• **What you will do**:
Make an exact copy of the lines, leaving the pictures out.

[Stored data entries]
--

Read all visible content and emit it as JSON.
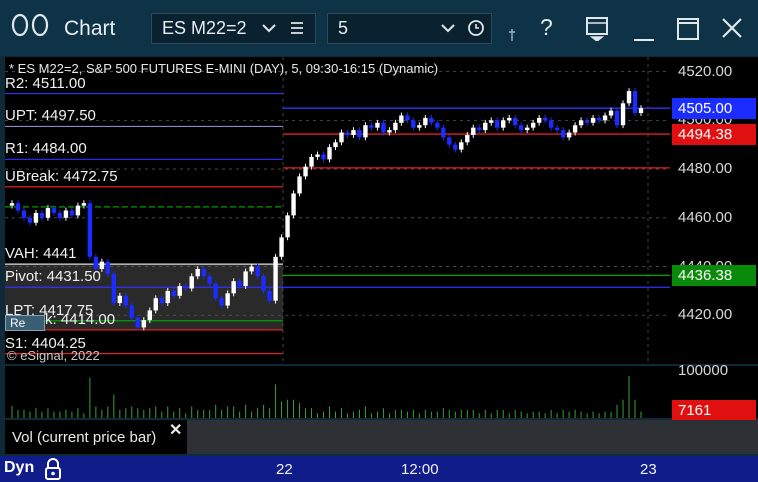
{
  "window": {
    "title": "Chart",
    "symbol": "ES M22=2",
    "interval": "5",
    "icons": [
      "app-logo-icon",
      "chevron-down-icon",
      "list-icon",
      "chevron-down-icon",
      "clock-icon",
      "pin-icon",
      "help-icon",
      "print-icon",
      "minimize-icon",
      "maximize-icon",
      "close-icon"
    ]
  },
  "chart": {
    "header": "* ES M22=2, S&P 500 FUTURES E-MINI (DAY), 5, 09:30-16:15 (Dynamic)",
    "copyright": "© eSignal, 2022",
    "re_button": "Re",
    "colors": {
      "up": "#ffffff",
      "down": "#1a2cff",
      "resistance": "#e02020",
      "support": "#00a000",
      "accent": "#1e6aff"
    },
    "levels": [
      {
        "label": "R2: 4511.00",
        "price": 4511.0
      },
      {
        "label": "UPT: 4497.50",
        "price": 4497.5
      },
      {
        "label": "R1: 4484.00",
        "price": 4484.0
      },
      {
        "label": "UBreak: 4472.75",
        "price": 4472.75
      },
      {
        "label": "VAH: 4441",
        "price": 4441.0
      },
      {
        "label": "Pivot: 4431.50",
        "price": 4431.5
      },
      {
        "label": "LPT: 4417.75",
        "price": 4417.75
      },
      {
        "label": "LBreak: 4414.00",
        "price": 4414.0
      },
      {
        "label": "S1: 4404.25",
        "price": 4404.25
      }
    ]
  },
  "price_axis": {
    "ticks": [
      "4520.00",
      "4500.00",
      "4480.00",
      "4460.00",
      "4440.00",
      "4420.00"
    ],
    "badges": [
      {
        "text": "4505.00",
        "color": "#1a2cff"
      },
      {
        "text": "4494.38",
        "color": "#e01010"
      },
      {
        "text": "4436.38",
        "color": "#0a8a0a"
      }
    ]
  },
  "volume": {
    "study_label": "Vol (current price bar)",
    "close_icon": "close-icon",
    "axis_tick": "100000",
    "current": "7161",
    "current_color": "#e01010"
  },
  "bottom_bar": {
    "mode": "Dyn",
    "lock_icon": "lock-icon",
    "time_labels": [
      "22",
      "12:00",
      "23"
    ]
  },
  "chart_data": {
    "type": "candlestick",
    "title": "* ES M22=2, S&P 500 FUTURES E-MINI (DAY), 5, 09:30-16:15 (Dynamic)",
    "x_labels": [
      "22",
      "12:00",
      "23"
    ],
    "ylim": [
      4400,
      4526
    ],
    "y_ticks": [
      4420,
      4440,
      4460,
      4480,
      4500,
      4520
    ],
    "last_price": 4505.0,
    "closes": [
      4466,
      4463,
      4460,
      4458,
      4462,
      4460,
      4464,
      4462,
      4460,
      4463,
      4461,
      4465,
      4466,
      4444,
      4439,
      4442,
      4437,
      4425,
      4428,
      4424,
      4419,
      4415,
      4418,
      4422,
      4427,
      4425,
      4430,
      4428,
      4432,
      4431,
      4436,
      4439,
      4436,
      4433,
      4427,
      4424,
      4429,
      4434,
      4432,
      4438,
      4440,
      4436,
      4430,
      4426,
      4444,
      4452,
      4461,
      4470,
      4477,
      4481,
      4485,
      4486,
      4484,
      4489,
      4491,
      4495,
      4494,
      4496,
      4493,
      4498,
      4497,
      4499,
      4495,
      4496,
      4499,
      4502,
      4500,
      4497,
      4498,
      4501,
      4499,
      4497,
      4493,
      4490,
      4488,
      4491,
      4494,
      4497,
      4496,
      4499,
      4500,
      4497,
      4500,
      4501,
      4498,
      4496,
      4497,
      4499,
      4501,
      4500,
      4497,
      4496,
      4493,
      4495,
      4498,
      4500,
      4499,
      4501,
      4500,
      4502,
      4504,
      4498,
      4507,
      4512,
      4503,
      4505
    ],
    "volume_note": "volume bars per candle; axis tick 100000, current 7161"
  }
}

--

• **The solution**:
Read all visible content and emit it as JSON.
{
  "window": {
    "title": "Chart",
    "symbol": "ES M22=2",
    "interval": "5",
    "icons": [
      "app-logo-icon",
      "chevron-down-icon",
      "list-icon",
      "chevron-down-icon",
      "clock-icon",
      "pin-icon",
      "help-icon",
      "print-icon",
      "minimize-icon",
      "maximize-icon",
      "close-icon"
    ]
  },
  "chart": {
    "header": "* ES M22=2, S&P 500 FUTURES E-MINI (DAY), 5, 09:30-16:15 (Dynamic)",
    "copyright": "© eSignal, 2022",
    "re_button": "Re",
    "colors": {
      "up": "#ffffff",
      "down": "#1a2cff",
      "resistance": "#e02020",
      "support": "#00a000",
      "accent": "#1e6aff"
    },
    "levels": [
      {
        "label": "R2: 4511.00",
        "price": 4511.0
      },
      {
        "label": "UPT: 4497.50",
        "price": 4497.5
      },
      {
        "label": "R1: 4484.00",
        "price": 4484.0
      },
      {
        "label": "UBreak: 4472.75",
        "price": 4472.75
      },
      {
        "label": "VAH: 4441",
        "price": 4441.0
      },
      {
        "label": "Pivot: 4431.50",
        "price": 4431.5
      },
      {
        "label": "LPT: 4417.75",
        "price": 4417.75
      },
      {
        "label": "LBreak: 4414.00",
        "price": 4414.0
      },
      {
        "label": "S1: 4404.25",
        "price": 4404.25
      }
    ]
  },
  "price_axis": {
    "ticks": [
      "4520.00",
      "4500.00",
      "4480.00",
      "4460.00",
      "4440.00",
      "4420.00"
    ],
    "badges": [
      {
        "text": "4505.00",
        "color": "#1a2cff"
      },
      {
        "text": "4494.38",
        "color": "#e01010"
      },
      {
        "text": "4436.38",
        "color": "#0a8a0a"
      }
    ]
  },
  "volume": {
    "study_label": "Vol (current price bar)",
    "close_icon": "close-icon",
    "axis_tick": "100000",
    "current": "7161",
    "current_color": "#e01010"
  },
  "bottom_bar": {
    "mode": "Dyn",
    "lock_icon": "lock-icon",
    "time_labels": [
      "22",
      "12:00",
      "23"
    ]
  },
  "chart_data": {
    "type": "candlestick",
    "title": "* ES M22=2, S&P 500 FUTURES E-MINI (DAY), 5, 09:30-16:15 (Dynamic)",
    "x_labels": [
      "22",
      "12:00",
      "23"
    ],
    "ylim": [
      4400,
      4526
    ],
    "y_ticks": [
      4420,
      4440,
      4460,
      4480,
      4500,
      4520
    ],
    "last_price": 4505.0,
    "closes": [
      4466,
      4463,
      4460,
      4458,
      4462,
      4460,
      4464,
      4462,
      4460,
      4463,
      4461,
      4465,
      4466,
      4444,
      4439,
      4442,
      4437,
      4425,
      4428,
      4424,
      4419,
      4415,
      4418,
      4422,
      4427,
      4425,
      4430,
      4428,
      4432,
      4431,
      4436,
      4439,
      4436,
      4433,
      4427,
      4424,
      4429,
      4434,
      4432,
      4438,
      4440,
      4436,
      4430,
      4426,
      4444,
      4452,
      4461,
      4470,
      4477,
      4481,
      4485,
      4486,
      4484,
      4489,
      4491,
      4495,
      4494,
      4496,
      4493,
      4498,
      4497,
      4499,
      4495,
      4496,
      4499,
      4502,
      4500,
      4497,
      4498,
      4501,
      4499,
      4497,
      4493,
      4490,
      4488,
      4491,
      4494,
      4497,
      4496,
      4499,
      4500,
      4497,
      4500,
      4501,
      4498,
      4496,
      4497,
      4499,
      4501,
      4500,
      4497,
      4496,
      4493,
      4495,
      4498,
      4500,
      4499,
      4501,
      4500,
      4502,
      4504,
      4498,
      4507,
      4512,
      4503,
      4505
    ],
    "volume_note": "volume bars per candle; axis tick 100000, current 7161"
  }
}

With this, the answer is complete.